[Collected data]
────────

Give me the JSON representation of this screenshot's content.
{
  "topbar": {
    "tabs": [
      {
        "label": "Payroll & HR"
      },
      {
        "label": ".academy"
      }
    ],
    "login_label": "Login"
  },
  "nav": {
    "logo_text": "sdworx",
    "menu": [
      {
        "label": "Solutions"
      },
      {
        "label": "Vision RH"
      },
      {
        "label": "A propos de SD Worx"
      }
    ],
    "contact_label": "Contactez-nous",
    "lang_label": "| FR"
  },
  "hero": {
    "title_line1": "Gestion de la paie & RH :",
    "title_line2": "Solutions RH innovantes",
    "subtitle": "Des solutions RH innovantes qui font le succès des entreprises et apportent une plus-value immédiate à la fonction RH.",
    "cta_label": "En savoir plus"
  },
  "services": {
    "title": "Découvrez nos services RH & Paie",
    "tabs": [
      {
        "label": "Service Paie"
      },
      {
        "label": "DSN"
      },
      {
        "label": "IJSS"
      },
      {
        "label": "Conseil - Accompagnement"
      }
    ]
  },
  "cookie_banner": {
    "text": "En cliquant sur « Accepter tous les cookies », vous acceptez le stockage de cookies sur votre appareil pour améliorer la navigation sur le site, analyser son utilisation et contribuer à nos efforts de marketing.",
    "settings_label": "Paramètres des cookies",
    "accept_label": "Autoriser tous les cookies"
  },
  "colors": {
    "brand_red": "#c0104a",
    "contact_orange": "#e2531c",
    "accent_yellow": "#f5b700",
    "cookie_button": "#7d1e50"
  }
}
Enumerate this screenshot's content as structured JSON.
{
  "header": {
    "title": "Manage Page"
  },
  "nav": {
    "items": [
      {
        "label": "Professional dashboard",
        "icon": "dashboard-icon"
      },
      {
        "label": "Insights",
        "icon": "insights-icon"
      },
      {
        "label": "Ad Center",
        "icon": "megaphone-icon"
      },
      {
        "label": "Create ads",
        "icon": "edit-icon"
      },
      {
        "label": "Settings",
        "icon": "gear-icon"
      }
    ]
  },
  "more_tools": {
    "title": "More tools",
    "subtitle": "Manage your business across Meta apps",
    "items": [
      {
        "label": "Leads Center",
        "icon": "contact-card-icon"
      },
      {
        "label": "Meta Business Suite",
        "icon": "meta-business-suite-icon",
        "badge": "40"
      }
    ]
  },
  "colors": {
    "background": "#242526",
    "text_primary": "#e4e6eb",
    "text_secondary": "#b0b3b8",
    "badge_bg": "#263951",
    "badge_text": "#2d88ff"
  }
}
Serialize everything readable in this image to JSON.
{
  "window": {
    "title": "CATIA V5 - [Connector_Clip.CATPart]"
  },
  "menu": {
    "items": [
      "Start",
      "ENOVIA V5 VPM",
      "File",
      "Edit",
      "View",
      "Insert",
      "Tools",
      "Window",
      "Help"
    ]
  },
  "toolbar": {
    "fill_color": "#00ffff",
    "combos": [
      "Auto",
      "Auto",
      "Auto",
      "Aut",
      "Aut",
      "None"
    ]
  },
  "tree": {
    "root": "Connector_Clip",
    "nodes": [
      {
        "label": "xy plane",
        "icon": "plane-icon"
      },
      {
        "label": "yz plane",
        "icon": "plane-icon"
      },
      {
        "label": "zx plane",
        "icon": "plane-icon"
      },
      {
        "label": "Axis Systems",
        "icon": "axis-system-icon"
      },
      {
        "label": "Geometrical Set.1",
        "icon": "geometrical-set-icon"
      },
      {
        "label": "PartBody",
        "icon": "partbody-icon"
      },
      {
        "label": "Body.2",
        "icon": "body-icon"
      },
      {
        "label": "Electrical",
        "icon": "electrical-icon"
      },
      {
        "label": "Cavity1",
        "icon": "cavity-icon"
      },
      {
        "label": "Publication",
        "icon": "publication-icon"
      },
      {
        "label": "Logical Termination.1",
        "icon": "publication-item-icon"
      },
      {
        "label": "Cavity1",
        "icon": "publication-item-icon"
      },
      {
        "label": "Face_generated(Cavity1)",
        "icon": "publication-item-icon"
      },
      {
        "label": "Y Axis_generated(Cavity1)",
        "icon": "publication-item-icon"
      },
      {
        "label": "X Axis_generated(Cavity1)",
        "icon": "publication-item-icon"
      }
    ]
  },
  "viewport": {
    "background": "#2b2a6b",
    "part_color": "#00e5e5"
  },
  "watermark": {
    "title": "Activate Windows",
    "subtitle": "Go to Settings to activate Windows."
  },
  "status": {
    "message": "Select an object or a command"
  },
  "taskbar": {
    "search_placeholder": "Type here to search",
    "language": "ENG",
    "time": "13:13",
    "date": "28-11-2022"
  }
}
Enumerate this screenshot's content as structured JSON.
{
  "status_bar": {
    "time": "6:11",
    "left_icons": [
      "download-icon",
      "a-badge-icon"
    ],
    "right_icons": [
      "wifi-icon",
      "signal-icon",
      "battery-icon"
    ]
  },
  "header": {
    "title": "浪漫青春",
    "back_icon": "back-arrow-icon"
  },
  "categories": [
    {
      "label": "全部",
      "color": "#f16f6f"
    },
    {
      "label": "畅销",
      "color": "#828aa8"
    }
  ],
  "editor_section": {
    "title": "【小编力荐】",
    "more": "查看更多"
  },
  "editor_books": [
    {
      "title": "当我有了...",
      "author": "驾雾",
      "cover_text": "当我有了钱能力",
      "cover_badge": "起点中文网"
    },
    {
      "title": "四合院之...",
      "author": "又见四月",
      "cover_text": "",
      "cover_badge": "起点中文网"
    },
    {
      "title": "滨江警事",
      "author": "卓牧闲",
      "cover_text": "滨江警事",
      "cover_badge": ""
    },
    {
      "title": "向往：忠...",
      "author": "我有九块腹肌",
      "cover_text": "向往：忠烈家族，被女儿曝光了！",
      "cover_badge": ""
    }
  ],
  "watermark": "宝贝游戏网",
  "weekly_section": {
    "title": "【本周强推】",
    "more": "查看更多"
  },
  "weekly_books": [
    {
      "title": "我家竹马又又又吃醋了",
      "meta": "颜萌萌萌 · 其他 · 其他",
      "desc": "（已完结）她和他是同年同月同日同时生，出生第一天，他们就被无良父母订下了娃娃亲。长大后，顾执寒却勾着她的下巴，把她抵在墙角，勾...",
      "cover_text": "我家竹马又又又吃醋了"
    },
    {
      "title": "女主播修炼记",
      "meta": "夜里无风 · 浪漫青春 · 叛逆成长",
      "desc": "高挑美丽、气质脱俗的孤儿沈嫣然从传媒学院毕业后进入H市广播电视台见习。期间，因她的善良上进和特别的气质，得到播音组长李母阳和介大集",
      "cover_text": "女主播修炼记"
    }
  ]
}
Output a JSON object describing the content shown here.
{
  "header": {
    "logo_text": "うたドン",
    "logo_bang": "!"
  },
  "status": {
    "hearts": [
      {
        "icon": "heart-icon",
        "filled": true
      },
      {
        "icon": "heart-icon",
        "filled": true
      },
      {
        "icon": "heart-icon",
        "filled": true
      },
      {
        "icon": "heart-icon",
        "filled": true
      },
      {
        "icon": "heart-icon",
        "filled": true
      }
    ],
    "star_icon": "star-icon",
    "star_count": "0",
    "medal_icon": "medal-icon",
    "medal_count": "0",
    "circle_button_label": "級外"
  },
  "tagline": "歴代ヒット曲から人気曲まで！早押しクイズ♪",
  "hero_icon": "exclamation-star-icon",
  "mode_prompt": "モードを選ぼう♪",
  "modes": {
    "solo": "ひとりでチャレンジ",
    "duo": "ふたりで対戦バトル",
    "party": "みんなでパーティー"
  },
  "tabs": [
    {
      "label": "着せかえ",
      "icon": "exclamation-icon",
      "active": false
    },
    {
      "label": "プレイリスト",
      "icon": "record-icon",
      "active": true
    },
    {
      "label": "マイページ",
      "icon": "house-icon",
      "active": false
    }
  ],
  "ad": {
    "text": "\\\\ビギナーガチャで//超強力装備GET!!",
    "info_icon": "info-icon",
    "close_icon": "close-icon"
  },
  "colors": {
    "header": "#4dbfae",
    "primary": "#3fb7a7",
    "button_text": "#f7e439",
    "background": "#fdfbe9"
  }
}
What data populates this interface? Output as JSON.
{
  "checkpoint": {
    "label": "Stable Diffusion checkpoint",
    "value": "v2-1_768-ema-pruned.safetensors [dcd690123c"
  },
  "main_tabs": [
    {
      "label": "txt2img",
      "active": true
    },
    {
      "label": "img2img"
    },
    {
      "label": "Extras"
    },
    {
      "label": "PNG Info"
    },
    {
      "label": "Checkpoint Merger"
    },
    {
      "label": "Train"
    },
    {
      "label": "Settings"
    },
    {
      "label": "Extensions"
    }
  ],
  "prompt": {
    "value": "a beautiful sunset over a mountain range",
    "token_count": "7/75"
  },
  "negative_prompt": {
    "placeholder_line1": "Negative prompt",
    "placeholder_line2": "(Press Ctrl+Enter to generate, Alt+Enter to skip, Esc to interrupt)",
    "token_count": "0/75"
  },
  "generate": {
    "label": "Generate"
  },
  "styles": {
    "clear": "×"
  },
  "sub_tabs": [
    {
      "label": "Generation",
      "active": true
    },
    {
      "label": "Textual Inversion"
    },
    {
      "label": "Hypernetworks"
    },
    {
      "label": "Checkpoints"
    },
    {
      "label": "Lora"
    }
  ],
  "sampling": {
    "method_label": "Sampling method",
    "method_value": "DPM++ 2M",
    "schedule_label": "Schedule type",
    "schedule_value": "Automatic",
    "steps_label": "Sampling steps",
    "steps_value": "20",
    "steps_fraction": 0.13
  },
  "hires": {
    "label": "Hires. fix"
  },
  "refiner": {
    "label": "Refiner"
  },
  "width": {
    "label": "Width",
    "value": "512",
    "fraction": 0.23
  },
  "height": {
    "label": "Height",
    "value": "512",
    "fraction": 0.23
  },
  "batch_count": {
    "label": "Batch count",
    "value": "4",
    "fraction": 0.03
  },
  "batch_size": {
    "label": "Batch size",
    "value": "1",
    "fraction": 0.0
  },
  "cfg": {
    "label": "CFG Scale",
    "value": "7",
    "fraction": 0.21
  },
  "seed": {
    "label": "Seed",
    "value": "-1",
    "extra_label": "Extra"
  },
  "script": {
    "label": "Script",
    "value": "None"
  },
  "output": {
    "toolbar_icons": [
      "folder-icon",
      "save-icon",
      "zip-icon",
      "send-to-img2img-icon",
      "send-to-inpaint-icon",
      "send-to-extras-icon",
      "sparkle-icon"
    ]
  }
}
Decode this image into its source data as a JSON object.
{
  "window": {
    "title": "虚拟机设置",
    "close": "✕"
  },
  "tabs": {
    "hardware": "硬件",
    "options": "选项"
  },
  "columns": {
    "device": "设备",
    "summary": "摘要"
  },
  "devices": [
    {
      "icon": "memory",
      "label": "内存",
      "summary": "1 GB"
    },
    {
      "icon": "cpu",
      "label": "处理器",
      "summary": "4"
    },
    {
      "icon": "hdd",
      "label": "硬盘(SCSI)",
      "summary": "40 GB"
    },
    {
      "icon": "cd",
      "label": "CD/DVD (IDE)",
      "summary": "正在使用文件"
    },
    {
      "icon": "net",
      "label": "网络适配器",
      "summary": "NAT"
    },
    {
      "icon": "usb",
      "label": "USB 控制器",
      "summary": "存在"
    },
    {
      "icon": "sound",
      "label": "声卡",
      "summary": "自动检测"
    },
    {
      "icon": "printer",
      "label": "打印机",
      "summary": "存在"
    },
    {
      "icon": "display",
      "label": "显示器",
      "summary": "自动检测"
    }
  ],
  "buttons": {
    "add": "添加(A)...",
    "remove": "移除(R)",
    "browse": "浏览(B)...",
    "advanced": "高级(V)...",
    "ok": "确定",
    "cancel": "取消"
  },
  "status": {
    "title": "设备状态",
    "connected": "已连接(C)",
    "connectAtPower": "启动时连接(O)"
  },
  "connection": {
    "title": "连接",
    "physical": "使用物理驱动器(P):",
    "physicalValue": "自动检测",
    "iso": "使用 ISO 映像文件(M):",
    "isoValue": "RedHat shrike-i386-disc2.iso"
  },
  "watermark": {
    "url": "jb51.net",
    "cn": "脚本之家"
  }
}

────────

### REQUIREMENTS
Reproduce only the lines running from the one that contains "Decode this image" to the last line of the records.

### RESPONSE TO THE TASK
Decode this image into its source data as a JSON object.
{
  "window": {
    "title": "虚拟机设置",
    "close": "✕"
  },
  "tabs": {
    "hardware": "硬件",
    "options": "选项"
  },
  "columns": {
    "device": "设备",
    "summary": "摘要"
  },
  "devices": [
    {
      "icon": "memory",
      "label": "内存",
      "summary": "1 GB"
    },
    {
      "icon": "cpu",
      "label": "处理器",
      "summary": "4"
    },
    {
      "icon": "hdd",
      "label": "硬盘(SCSI)",
      "summary": "40 GB"
    },
    {
      "icon": "cd",
      "label": "CD/DVD (IDE)",
      "summary": "正在使用文件"
    },
    {
      "icon": "net",
      "label": "网络适配器",
      "summary": "NAT"
    },
    {
      "icon": "usb",
      "label": "USB 控制器",
      "summary": "存在"
    },
    {
      "icon": "sound",
      "label": "声卡",
      "summary": "自动检测"
    },
    {
      "icon": "printer",
      "label": "打印机",
      "summary": "存在"
    },
    {
      "icon": "display",
      "label": "显示器",
      "summary": "自动检测"
    }
  ],
  "buttons": {
    "add": "添加(A)...",
    "remove": "移除(R)",
    "browse": "浏览(B)...",
    "advanced": "高级(V)...",
    "ok": "确定",
    "cancel": "取消"
  },
  "status": {
    "title": "设备状态",
    "connected": "已连接(C)",
    "connectAtPower": "启动时连接(O)"
  },
  "connection": {
    "title": "连接",
    "physical": "使用物理驱动器(P):",
    "physicalValue": "自动检测",
    "iso": "使用 ISO 映像文件(M):",
    "isoValue": "RedHat shrike-i386-disc2.iso"
  },
  "watermark": {
    "url": "jb51.net",
    "cn": "脚本之家"
  }
}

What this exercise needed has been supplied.